> **AIM**: Extract all records. Keep each one exact.

•••••

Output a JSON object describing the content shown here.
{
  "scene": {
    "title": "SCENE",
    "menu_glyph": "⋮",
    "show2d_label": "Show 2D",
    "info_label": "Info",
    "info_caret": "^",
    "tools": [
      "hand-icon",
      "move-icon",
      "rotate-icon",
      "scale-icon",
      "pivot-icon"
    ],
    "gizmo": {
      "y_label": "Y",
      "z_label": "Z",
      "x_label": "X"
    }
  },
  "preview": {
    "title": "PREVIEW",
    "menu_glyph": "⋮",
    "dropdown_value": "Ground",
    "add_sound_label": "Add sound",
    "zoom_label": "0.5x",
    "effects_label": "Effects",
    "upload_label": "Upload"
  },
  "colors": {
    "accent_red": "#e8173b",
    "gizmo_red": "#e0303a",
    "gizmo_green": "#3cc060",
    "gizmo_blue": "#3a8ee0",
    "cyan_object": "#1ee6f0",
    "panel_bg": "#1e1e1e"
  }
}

•••••

> **COMPLETED EXERCISE**:
Output a JSON object describing the content shown here.
{
  "scene": {
    "title": "SCENE",
    "menu_glyph": "⋮",
    "show2d_label": "Show 2D",
    "info_label": "Info",
    "info_caret": "^",
    "tools": [
      "hand-icon",
      "move-icon",
      "rotate-icon",
      "scale-icon",
      "pivot-icon"
    ],
    "gizmo": {
      "y_label": "Y",
      "z_label": "Z",
      "x_label": "X"
    }
  },
  "preview": {
    "title": "PREVIEW",
    "menu_glyph": "⋮",
    "dropdown_value": "Ground",
    "add_sound_label": "Add sound",
    "zoom_label": "0.5x",
    "effects_label": "Effects",
    "upload_label": "Upload"
  },
  "colors": {
    "accent_red": "#e8173b",
    "gizmo_red": "#e0303a",
    "gizmo_green": "#3cc060",
    "gizmo_blue": "#3a8ee0",
    "cyan_object": "#1ee6f0",
    "panel_bg": "#1e1e1e"
  }
}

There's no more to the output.